* Instructions to follow
Write out the part of the Honeywell weather radar interview between "Q. What do you" and "connected aircraft goals?", inclusive, copying it exactly.

* Supplied passage

--- START ---

Q. How long has Honeywell been in the weather radar business?

A. We introduced our first x-band radar in 1954. We've brought new technologies to our products for seven decades and now offer a line of radar called IntuVue, the first in the industry to offer a 3D display of weather to significantly improve hazard detection and avoidance. Our newest version, the RDR-7000 Weather Radar System, comes to market in 2020 for business aircraft, helicopters, regional air transport, and military aircraft and can detect weather from zero to 60,000 feet altitude and out to 320 nautical miles in front of the airplane. Also, in the spirit of firsts, the RDR-7000 can detect turbulence up to 60 nautical miles. In addition to detecting typical storm cells, our weather radar detects hail, lightning, and wind shear.

Q. How does Honeywell differentiate itself in the weather radar business?

A. The key differentiator is our detection—vertically up to 60,000 feet altitude. We can tell pilots how tall a storm cell is, and the pilot can then determine the optimum flight path around that cell. The system is fully automated, so the pilot does not have to intervene to move the antenna. We also can detect wind shear at 5 to 10 nautical miles out, a terrific safety capability. We received an email from a pilot a couple of months back, flying through the Midwest one stormy day. She was able, through our system, to know the cell exceeded 45,000 feet in altitude and knew she couldn't fly above that and had to go around. That image of weather is unique.

Q. What is Honeywell doing to drive weather detection technology forward to keep people and aircraft safe?

A. In the context of the IntuVue RDR-7000 Weather Radar, the system is specifically designed to replace weather radar systems on smaller aircraft, such as business aviation and light helicopters. This system will be one of the only lightweight radar systems (at 16 pounds) able to see turbulence 60 nautical miles ahead. We also launched the IntuVue RDR-84K at OshKosh and will begin deliveries with general aviation customers before the end of 2019. While most radars use one beam of radar, the IntuVue RDR-84K uses multiple beams to identify several things simultaneously, in a system that weighs just 2 pounds.

Q. What do you see in terms of the future for this type of technology?

A. Whether an aircraft is controlled by a remote pilot, a virtual pilot autonomously, or a pilot on board, the IntuVue RDR-84K identifies weather, other flying objects without transponders, the ground and objects on the ground. Because this full capability comes in a 2-pound system, several RDR-84K radar sensors can be mounted on a single aircraft to provide sensing for the front, sides, below and to the rear of the aircraft—all connected—to simultaneously see potential hazards. It paints a much more comprehensive picture for the virtual or on-board pilot. And we have this technology flying on an urban air mobility prototype.

Q. How does weather link to Honeywell's overall connected aircraft goals?

A. Our scientists have made an art of studying water droplets and their patterns. We have the software, hardware (antenna and sensor) and weather expertise that support a pilot with a full, connected weather readout. We stitch together a much more comprehensive picture. Typically, our accuracy at 93% exceeds that of traditional weather forecasting.

--- END ---

* Provided material
--- START ---

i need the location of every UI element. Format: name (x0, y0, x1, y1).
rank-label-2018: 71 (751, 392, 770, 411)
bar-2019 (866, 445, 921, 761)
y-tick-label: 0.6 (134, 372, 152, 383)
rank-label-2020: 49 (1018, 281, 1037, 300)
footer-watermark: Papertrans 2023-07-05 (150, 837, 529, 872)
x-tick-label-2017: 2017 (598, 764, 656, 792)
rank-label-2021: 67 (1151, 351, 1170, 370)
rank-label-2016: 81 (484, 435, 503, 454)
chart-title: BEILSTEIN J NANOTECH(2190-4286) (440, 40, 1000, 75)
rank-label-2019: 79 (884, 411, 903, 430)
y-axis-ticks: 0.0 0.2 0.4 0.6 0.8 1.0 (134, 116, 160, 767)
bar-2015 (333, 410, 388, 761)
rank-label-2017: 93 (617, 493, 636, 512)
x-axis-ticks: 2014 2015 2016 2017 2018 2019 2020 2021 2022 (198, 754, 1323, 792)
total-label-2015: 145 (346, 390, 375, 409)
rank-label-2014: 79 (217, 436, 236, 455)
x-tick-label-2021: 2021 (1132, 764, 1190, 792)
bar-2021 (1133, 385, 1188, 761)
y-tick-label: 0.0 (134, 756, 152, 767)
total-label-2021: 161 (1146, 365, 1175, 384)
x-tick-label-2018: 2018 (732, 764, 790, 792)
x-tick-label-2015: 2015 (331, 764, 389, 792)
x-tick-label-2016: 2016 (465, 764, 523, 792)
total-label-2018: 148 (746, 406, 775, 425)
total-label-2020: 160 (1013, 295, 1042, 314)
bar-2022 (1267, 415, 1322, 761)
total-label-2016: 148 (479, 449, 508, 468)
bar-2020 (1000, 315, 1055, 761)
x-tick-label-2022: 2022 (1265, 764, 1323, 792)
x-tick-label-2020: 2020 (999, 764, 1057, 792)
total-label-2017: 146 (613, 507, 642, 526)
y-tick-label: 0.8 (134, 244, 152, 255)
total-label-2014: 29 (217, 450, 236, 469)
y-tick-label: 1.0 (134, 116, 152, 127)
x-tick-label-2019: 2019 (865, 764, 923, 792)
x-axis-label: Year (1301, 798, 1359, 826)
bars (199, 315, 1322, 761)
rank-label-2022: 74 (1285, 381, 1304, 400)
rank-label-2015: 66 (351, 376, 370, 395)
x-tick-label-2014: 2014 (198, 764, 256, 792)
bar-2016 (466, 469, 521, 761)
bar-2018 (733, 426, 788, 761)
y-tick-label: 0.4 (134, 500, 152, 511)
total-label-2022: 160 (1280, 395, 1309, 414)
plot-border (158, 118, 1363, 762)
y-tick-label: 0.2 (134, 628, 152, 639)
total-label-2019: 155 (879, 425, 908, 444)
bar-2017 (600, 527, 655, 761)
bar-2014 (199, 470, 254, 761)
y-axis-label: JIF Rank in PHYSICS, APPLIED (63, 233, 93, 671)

--- END ---

* Exercise result
Q. What do you see in terms of the future for this type of technology?

A. Whether an aircraft is controlled by a remote pilot, a virtual pilot autonomously, or a pilot on board, the IntuVue RDR-84K identifies weather, other flying objects without transponders, the ground and objects on the ground. Because this full capability comes in a 2-pound system, several RDR-84K radar sensors can be mounted on a single aircraft to provide sensing for the front, sides, below and to the rear of the aircraft—all connected—to simultaneously see potential hazards. It paints a much more comprehensive picture for the virtual or on-board pilot. And we have this technology flying on an urban air mobility prototype.

Q. How does weather link to Honeywell's overall connected aircraft goals?